- _Stated exercise_: Below is a listing; copy all of it exactly.
---------- Data supplied
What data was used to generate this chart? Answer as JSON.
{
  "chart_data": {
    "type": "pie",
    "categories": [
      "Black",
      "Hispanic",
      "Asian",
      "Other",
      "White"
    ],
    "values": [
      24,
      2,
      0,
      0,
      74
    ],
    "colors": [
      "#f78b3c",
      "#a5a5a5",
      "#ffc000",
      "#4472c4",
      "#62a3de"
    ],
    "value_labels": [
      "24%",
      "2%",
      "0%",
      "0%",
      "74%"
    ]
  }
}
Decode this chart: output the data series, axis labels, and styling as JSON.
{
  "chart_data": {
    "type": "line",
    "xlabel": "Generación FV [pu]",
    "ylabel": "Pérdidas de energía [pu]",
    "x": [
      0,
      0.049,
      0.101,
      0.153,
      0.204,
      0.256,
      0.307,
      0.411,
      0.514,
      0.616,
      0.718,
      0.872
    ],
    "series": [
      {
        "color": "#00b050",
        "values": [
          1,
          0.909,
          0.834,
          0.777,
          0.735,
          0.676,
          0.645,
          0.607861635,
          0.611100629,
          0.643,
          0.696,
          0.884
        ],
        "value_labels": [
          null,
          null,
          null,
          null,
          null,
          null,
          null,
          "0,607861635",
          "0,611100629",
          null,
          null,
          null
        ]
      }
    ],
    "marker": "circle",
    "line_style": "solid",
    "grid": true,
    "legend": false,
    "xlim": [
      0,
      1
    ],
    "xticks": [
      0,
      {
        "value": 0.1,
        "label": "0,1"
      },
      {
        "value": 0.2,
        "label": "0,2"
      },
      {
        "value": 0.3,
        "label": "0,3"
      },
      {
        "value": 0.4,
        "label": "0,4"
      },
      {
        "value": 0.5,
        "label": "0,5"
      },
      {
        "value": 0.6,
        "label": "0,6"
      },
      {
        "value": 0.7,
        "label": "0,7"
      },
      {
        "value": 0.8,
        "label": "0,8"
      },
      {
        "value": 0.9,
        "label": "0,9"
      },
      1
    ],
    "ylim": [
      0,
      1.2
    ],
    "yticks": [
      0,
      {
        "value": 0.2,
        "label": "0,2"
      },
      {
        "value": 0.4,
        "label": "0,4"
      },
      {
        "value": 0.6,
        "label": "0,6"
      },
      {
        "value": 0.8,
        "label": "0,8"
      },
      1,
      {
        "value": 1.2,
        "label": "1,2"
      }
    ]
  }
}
--------------------
- _Written answer_:
What data was used to generate this chart? Answer as JSON.
{
  "chart_data": {
    "type": "pie",
    "categories": [
      "Black",
      "Hispanic",
      "Asian",
      "Other",
      "White"
    ],
    "values": [
      24,
      2,
      0,
      0,
      74
    ],
    "colors": [
      "#f78b3c",
      "#a5a5a5",
      "#ffc000",
      "#4472c4",
      "#62a3de"
    ],
    "value_labels": [
      "24%",
      "2%",
      "0%",
      "0%",
      "74%"
    ]
  }
}
Decode this chart: output the data series, axis labels, and styling as JSON.
{
  "chart_data": {
    "type": "line",
    "xlabel": "Generación FV [pu]",
    "ylabel": "Pérdidas de energía [pu]",
    "x": [
      0,
      0.049,
      0.101,
      0.153,
      0.204,
      0.256,
      0.307,
      0.411,
      0.514,
      0.616,
      0.718,
      0.872
    ],
    "series": [
      {
        "color": "#00b050",
        "values": [
          1,
          0.909,
          0.834,
          0.777,
          0.735,
          0.676,
          0.645,
          0.607861635,
          0.611100629,
          0.643,
          0.696,
          0.884
        ],
        "value_labels": [
          null,
          null,
          null,
          null,
          null,
          null,
          null,
          "0,607861635",
          "0,611100629",
          null,
          null,
          null
        ]
      }
    ],
    "marker": "circle",
    "line_style": "solid",
    "grid": true,
    "legend": false,
    "xlim": [
      0,
      1
    ],
    "xticks": [
      0,
      {
        "value": 0.1,
        "label": "0,1"
      },
      {
        "value": 0.2,
        "label": "0,2"
      },
      {
        "value": 0.3,
        "label": "0,3"
      },
      {
        "value": 0.4,
        "label": "0,4"
      },
      {
        "value": 0.5,
        "label": "0,5"
      },
      {
        "value": 0.6,
        "label": "0,6"
      },
      {
        "value": 0.7,
        "label": "0,7"
      },
      {
        "value": 0.8,
        "label": "0,8"
      },
      {
        "value": 0.9,
        "label": "0,9"
      },
      1
    ],
    "ylim": [
      0,
      1.2
    ],
    "yticks": [
      0,
      {
        "value": 0.2,
        "label": "0,2"
      },
      {
        "value": 0.4,
        "label": "0,4"
      },
      {
        "value": 0.6,
        "label": "0,6"
      },
      {
        "value": 0.8,
        "label": "0,8"
      },
      1,
      {
        "value": 1.2,
        "label": "1,2"
      }
    ]
  }
}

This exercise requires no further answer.